Records from a collection:
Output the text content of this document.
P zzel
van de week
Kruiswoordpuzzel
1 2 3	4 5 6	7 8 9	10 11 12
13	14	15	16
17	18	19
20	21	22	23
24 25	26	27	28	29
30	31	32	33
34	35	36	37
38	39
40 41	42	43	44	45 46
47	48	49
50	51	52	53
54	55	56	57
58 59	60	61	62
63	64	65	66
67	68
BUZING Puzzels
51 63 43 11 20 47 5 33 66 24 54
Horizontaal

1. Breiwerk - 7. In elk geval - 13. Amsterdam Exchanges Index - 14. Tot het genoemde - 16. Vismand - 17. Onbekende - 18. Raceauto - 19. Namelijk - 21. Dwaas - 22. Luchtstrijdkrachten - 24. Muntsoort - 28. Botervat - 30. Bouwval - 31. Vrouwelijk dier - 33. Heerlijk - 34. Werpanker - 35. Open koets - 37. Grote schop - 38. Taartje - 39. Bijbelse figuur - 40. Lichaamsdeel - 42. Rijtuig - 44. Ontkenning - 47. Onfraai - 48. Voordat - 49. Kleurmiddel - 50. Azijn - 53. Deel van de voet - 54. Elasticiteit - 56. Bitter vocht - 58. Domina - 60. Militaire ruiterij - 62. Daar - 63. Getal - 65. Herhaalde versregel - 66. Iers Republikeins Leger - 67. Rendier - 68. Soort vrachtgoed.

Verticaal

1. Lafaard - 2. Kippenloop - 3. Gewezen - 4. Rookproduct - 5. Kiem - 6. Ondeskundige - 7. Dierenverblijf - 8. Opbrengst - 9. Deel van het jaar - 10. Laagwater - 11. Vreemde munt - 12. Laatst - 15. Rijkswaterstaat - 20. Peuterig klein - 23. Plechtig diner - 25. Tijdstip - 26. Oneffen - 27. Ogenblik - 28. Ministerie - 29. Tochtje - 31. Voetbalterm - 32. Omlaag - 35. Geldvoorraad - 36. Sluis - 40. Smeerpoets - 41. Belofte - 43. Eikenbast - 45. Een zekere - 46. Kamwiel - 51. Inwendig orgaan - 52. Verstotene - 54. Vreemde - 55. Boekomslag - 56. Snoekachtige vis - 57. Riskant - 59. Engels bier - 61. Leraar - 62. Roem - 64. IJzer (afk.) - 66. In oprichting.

EXERCISE TASK: Please restate the records in full, word for word.

WORKED SOLUTION:
Output the text content of this document.
P zzel
van de week
Kruiswoordpuzzel
1 2 3	4 5 6	7 8 9	10 11 12
13	14	15	16
17	18	19
20	21	22	23
24 25	26	27	28	29
30	31	32	33
34	35	36	37
38	39
40 41	42	43	44	45 46
47	48	49
50	51	52	53
54	55	56	57
58 59	60	61	62
63	64	65	66
67	68
BUZING Puzzels
51 63 43 11 20 47 5 33 66 24 54
Horizontaal

1. Breiwerk - 7. In elk geval - 13. Amsterdam Exchanges Index - 14. Tot het genoemde - 16. Vismand - 17. Onbekende - 18. Raceauto - 19. Namelijk - 21. Dwaas - 22. Luchtstrijdkrachten - 24. Muntsoort - 28. Botervat - 30. Bouwval - 31. Vrouwelijk dier - 33. Heerlijk - 34. Werpanker - 35. Open koets - 37. Grote schop - 38. Taartje - 39. Bijbelse figuur - 40. Lichaamsdeel - 42. Rijtuig - 44. Ontkenning - 47. Onfraai - 48. Voordat - 49. Kleurmiddel - 50. Azijn - 53. Deel van de voet - 54. Elasticiteit - 56. Bitter vocht - 58. Domina - 60. Militaire ruiterij - 62. Daar - 63. Getal - 65. Herhaalde versregel - 66. Iers Republikeins Leger - 67. Rendier - 68. Soort vrachtgoed.

Verticaal

1. Lafaard - 2. Kippenloop - 3. Gewezen - 4. Rookproduct - 5. Kiem - 6. Ondeskundige - 7. Dierenverblijf - 8. Opbrengst - 9. Deel van het jaar - 10. Laagwater - 11. Vreemde munt - 12. Laatst - 15. Rijkswaterstaat - 20. Peuterig klein - 23. Plechtig diner - 25. Tijdstip - 26. Oneffen - 27. Ogenblik - 28. Ministerie - 29. Tochtje - 31. Voetbalterm - 32. Omlaag - 35. Geldvoorraad - 36. Sluis - 40. Smeerpoets - 41. Belofte - 43. Eikenbast - 45. Een zekere - 46. Kamwiel - 51. Inwendig orgaan - 52. Verstotene - 54. Vreemde - 55. Boekomslag - 56. Snoekachtige vis - 57. Riskant - 59. Engels bier - 61. Leraar - 62. Roem - 64. IJzer (afk.) - 66. In oprichting.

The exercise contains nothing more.